Texte présenté:

+ + + + +

“Le plus haut degré de réalité, ne sera atteint que si ces photos écrites se changent en d'autres scènes dans la mémoire ou l'imagination des lecteurs.”
Cette exposition est la première exposition de photographie en Chine d’Annie Ernaux, lauréate du prix Nobel de littérature. Les 14 photographies et extraits de textes exposés sont tous issus de L’Usage de la photo, une œuvre graphique qu'elle a créée avec son compagnon, Marc Marie. Dans ce petit livre, Ernaux et Marie photographient les traces et les scènes laissées dans la pièce par leur passion amoureuse - ce qu’elle appelle « une représentation matérielle du désir », représentation prolongée ensuite dans les textes.
14 photographies en noir et blanc remasterisées, juxtaposées aux textes d'Annie Ernaux, invitent le public à entrer dans cette expérience d’une mémoire intime. À l’entrée de la salle sont projetés des écrits d'Annie Ernaux sur les origines de cette création. De même que les photos sont développées sur du papier photographique, les mots sont également gravés sur une pellicule et projetés – tous portent la marque du temps sous forme matérielle, condensant des moments intimes et éphémères en images et en mots visibles, tout en préservant le sentiment de distance qui existe nécessairement entre l’enregistrement de l’acte et la situation originale :ce ne sont pas des reproductions, mais une traduction des souvenirs.
Au cours de la visite de l’exposition, le public n’est pas seulement un lecteur, mais aussi un témoin oculaire. Il peut convoquer ces scènes dans ses propres souvenirs et expériences personnels.

+ + + + +

Données fournies:

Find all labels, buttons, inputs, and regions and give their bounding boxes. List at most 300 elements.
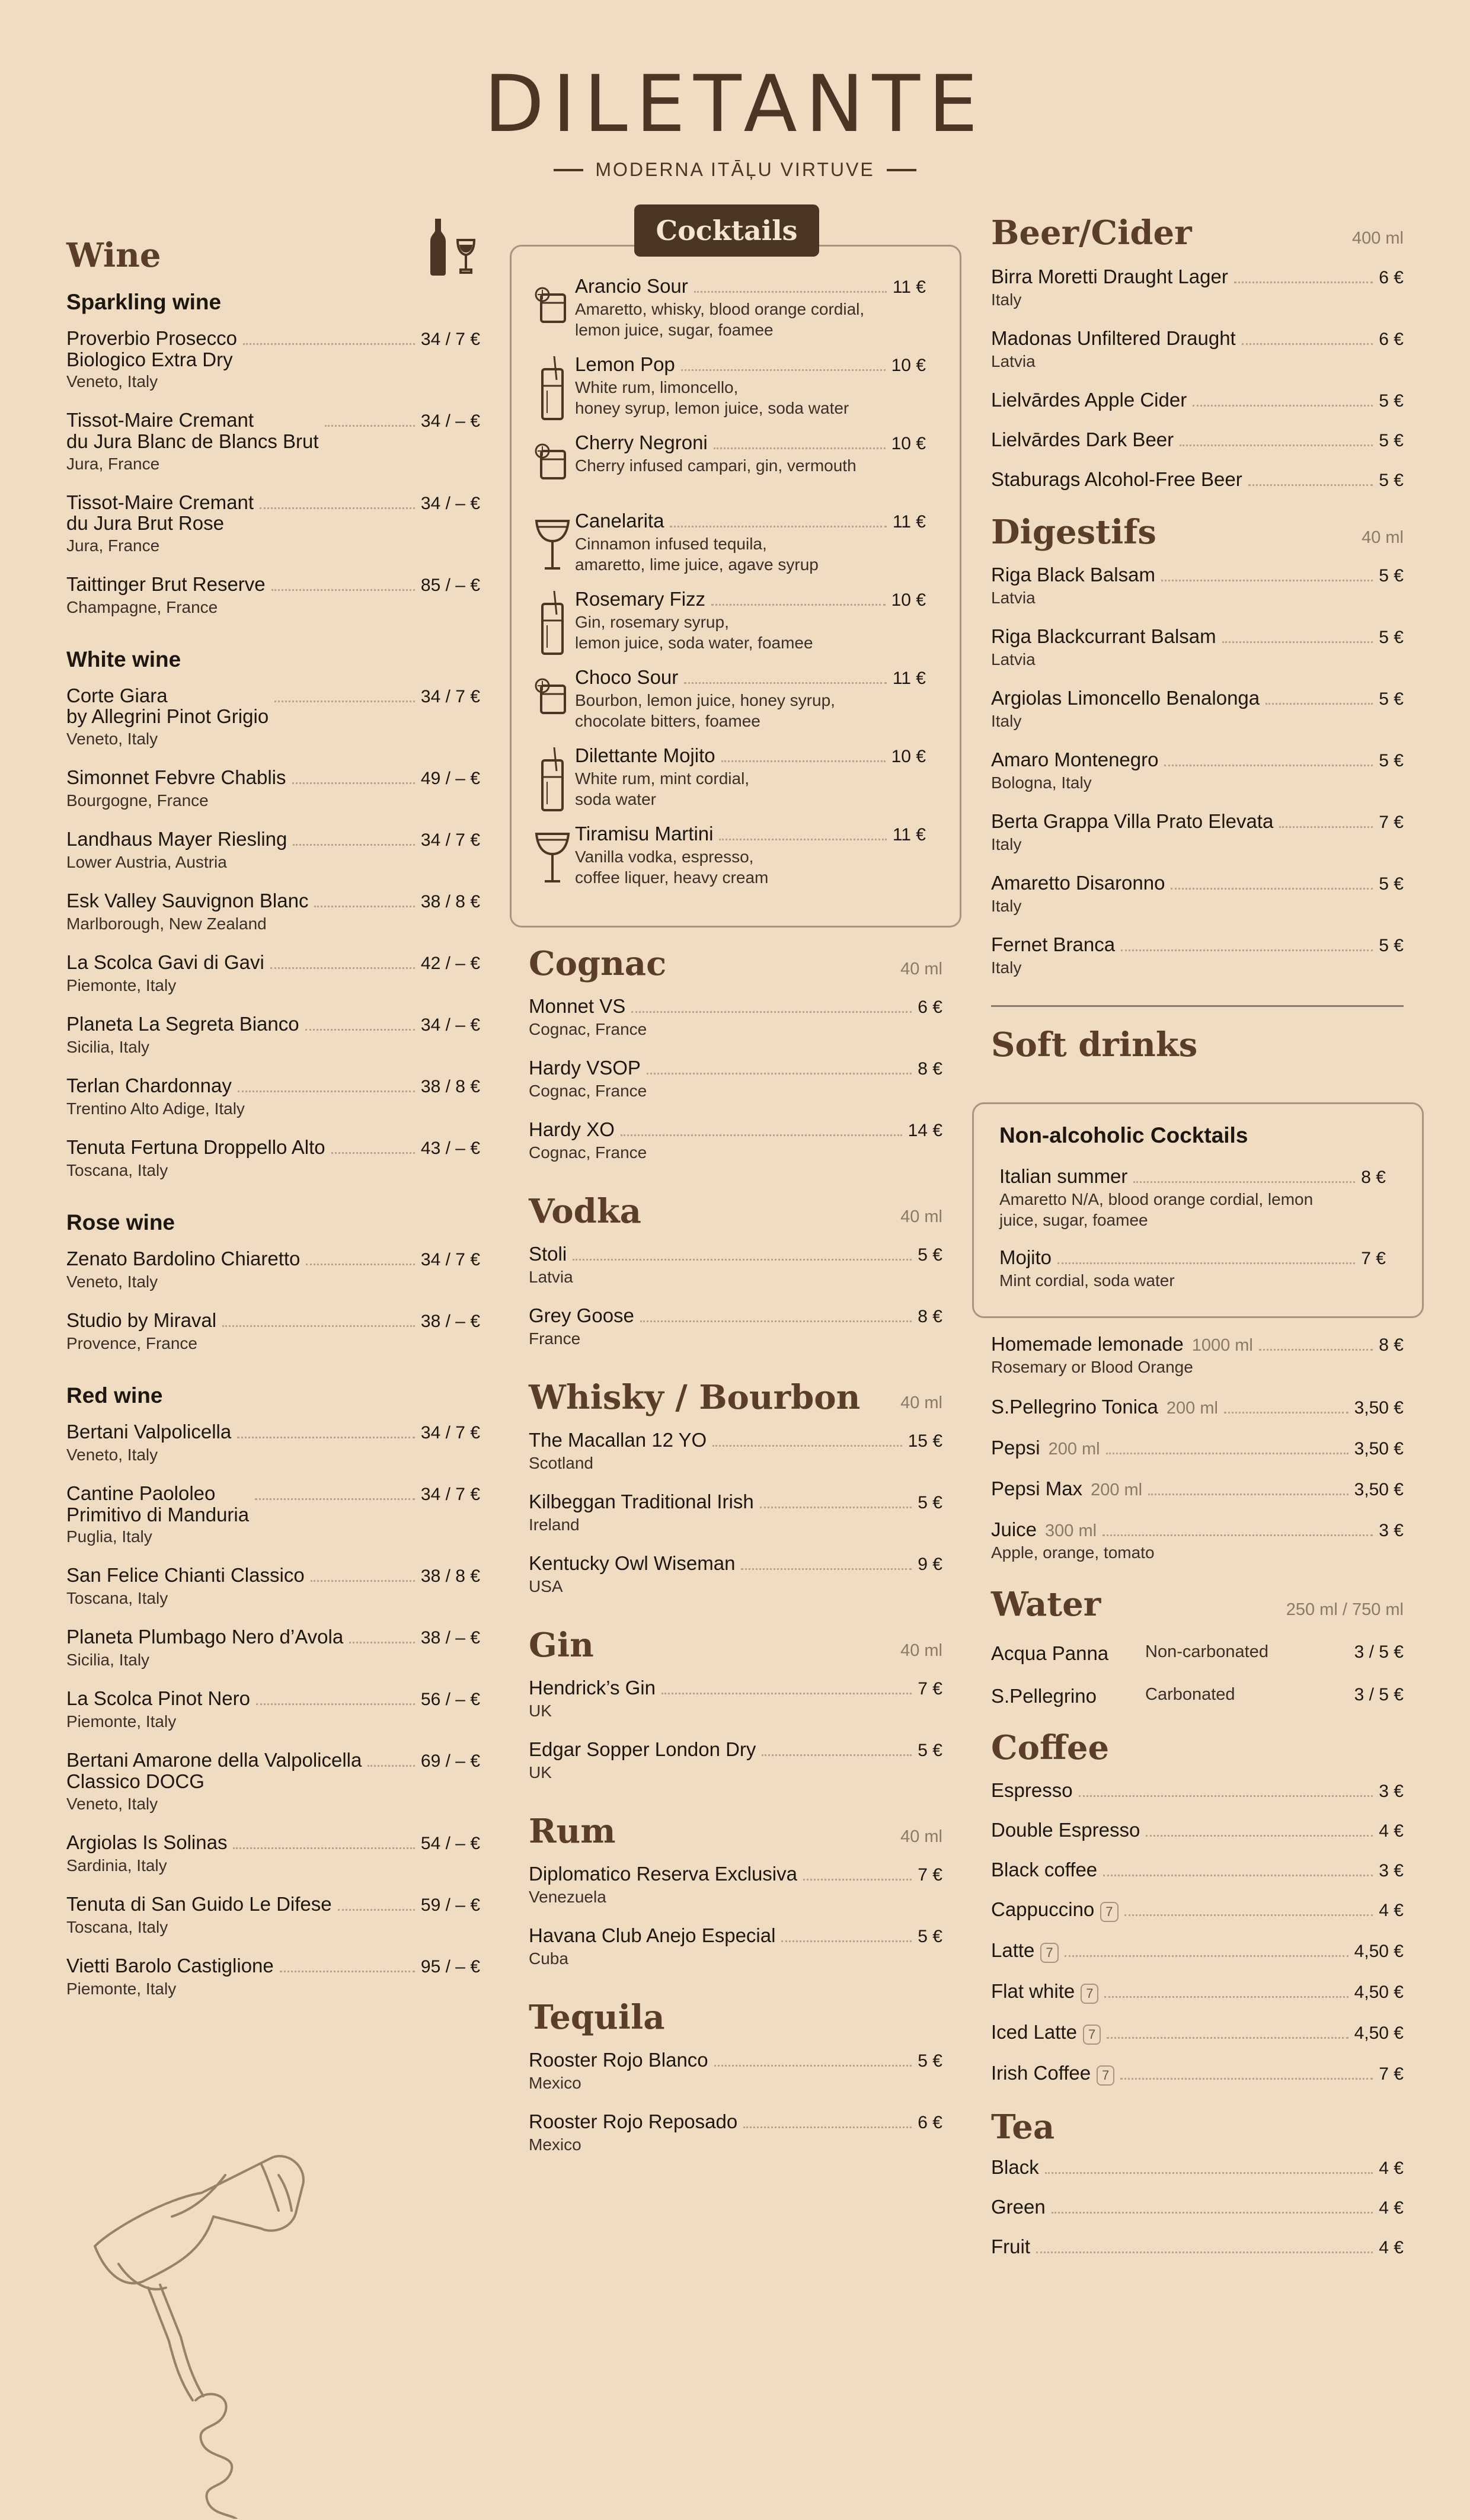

+ + + + +

Consigne de l'exercice: D'après le texte présenté sur l'exposition d'Annie Ernaux, avec qui a-t-elle créé L'Usage de la photo ?

Résultat de l'exercice: Avec son compagnon, Marc Marie.